**Selected text:**
Firm to be investigated over £30 school meals hamper that can be bought for £5

The Government has promised to investigate the free school meal parcels sent to families after they were called ‘woefully inadequate’.

Children’s minister Vicky Ford said she would be ‘urgently’ look into the matter after complaints the amount of food provided has been far too small.

Although entitled to a box of food worth £30, one mum valued the contents of her parcel at no more than £5.22 if bought from Asda.

She was given two jacket potatoes, a can of beans, eight single cheese slices, a loaf of bread, two carrots, three apples, two Soreen Malt Lunchbox Loaves, three Frubes, some pasta and one tomato.

The mum wrote alongside the image: ‘Issued instead of £30 vouchers. I could do more with £30 to be honest.

‘Public funds were charged £30. I’d have bought this for £5.22. The private company who have the free school meals contract made a good profit here.’

The food parcels have been brought in to replace £30 vouchers given to parents to spend in supermarkets as schools close for remote learning.

Footballer Marcus Rashford, who has been campaigning for free school meals for children over the holidays, tweeted another picture and wrote: ‘Three days of food for one family… Just not good enough.

‘Then imagine we expect the children to engage in learning from home.

‘Not to mention the parents who, at times, have to teach them who probably haven’t eaten at all so their children can… We MUST do better.’

The Department for Education wrote on Twitter: ‘We have clear guidelines and standards for food parcels, which we expect to be followed.

‘Parcels should be nutritious and contain a varied range of food.’

Chartwells, the company which she said provided the parcel, responded to say it would investigate.

**Task instructions:** Decide whether each statement agrees with the school meals article, answering yes or no and quoting the words of the article that settle it. 1. One mum valued her parcel's contents at no more than £5.22 if bought from Tesco. 2. The food parcels replaced £30 vouchers that parents spent in supermarkets. 3. The parcel included four carrots.

**Information:**
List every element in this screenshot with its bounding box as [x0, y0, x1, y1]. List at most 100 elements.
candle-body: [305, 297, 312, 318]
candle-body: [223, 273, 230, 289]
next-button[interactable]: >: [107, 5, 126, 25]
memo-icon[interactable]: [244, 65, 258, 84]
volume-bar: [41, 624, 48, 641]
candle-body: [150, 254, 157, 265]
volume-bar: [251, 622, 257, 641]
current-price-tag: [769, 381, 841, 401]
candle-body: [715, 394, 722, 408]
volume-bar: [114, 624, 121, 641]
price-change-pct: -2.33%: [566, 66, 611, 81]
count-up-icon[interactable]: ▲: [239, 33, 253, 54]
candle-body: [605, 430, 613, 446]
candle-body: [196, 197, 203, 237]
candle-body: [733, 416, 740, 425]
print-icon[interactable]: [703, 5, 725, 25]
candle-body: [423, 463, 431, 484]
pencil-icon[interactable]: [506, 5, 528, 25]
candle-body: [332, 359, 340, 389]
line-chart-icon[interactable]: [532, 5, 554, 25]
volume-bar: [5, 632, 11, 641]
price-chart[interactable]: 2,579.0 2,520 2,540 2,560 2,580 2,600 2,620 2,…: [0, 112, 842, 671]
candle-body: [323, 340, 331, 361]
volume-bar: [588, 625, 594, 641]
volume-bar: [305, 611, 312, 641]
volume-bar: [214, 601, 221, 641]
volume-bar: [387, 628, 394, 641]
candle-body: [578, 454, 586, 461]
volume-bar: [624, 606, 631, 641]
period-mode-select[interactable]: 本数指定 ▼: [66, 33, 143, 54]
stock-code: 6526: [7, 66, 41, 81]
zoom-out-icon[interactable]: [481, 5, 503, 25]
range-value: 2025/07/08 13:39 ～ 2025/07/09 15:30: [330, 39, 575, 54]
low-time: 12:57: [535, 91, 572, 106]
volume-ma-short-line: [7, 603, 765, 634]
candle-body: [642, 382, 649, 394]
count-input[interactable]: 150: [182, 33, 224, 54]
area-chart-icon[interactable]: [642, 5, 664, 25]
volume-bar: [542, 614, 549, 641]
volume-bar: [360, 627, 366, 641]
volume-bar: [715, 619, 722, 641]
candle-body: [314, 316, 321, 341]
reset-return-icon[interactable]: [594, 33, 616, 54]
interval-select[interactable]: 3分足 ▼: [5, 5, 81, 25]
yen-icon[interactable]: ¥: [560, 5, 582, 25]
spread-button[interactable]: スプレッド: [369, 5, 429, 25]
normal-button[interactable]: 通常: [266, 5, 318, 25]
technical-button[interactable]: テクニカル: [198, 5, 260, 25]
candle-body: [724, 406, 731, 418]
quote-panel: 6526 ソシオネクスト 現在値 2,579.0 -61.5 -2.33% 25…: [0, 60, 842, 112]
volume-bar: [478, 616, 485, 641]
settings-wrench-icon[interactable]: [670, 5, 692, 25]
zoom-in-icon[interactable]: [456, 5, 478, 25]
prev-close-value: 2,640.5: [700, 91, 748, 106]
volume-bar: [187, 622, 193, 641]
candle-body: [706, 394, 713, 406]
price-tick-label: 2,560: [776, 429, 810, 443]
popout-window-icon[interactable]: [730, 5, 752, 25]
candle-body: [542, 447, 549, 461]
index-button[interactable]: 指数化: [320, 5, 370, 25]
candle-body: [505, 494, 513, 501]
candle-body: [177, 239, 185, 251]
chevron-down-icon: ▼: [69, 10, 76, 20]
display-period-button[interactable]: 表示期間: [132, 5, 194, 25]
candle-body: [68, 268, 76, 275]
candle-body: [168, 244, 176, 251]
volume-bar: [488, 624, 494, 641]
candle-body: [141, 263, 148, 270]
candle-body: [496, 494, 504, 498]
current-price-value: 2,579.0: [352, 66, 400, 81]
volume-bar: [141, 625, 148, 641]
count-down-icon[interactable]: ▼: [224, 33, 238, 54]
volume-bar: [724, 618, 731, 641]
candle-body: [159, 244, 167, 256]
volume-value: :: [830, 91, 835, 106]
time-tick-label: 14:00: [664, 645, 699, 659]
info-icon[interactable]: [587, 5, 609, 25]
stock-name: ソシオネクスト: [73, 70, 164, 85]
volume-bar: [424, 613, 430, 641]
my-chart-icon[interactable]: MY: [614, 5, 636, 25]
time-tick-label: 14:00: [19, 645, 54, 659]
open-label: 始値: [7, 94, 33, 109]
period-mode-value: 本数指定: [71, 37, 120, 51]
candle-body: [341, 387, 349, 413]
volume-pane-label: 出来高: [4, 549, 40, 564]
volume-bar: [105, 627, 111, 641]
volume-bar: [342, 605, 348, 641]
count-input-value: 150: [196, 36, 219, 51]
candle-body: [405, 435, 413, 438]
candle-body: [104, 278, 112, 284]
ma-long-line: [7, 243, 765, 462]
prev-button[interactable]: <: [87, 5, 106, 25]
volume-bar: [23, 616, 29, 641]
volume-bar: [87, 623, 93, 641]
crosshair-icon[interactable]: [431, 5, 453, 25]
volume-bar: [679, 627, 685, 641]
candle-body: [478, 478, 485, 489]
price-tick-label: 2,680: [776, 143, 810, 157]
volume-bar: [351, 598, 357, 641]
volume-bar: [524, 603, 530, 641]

**Output for this exercise:**
1. No: "if bought from Asda"
2. Yes: "The food parcels have been brought in to replace £30 vouchers given to parents to spend in supermarkets"
3. No: "two carrots"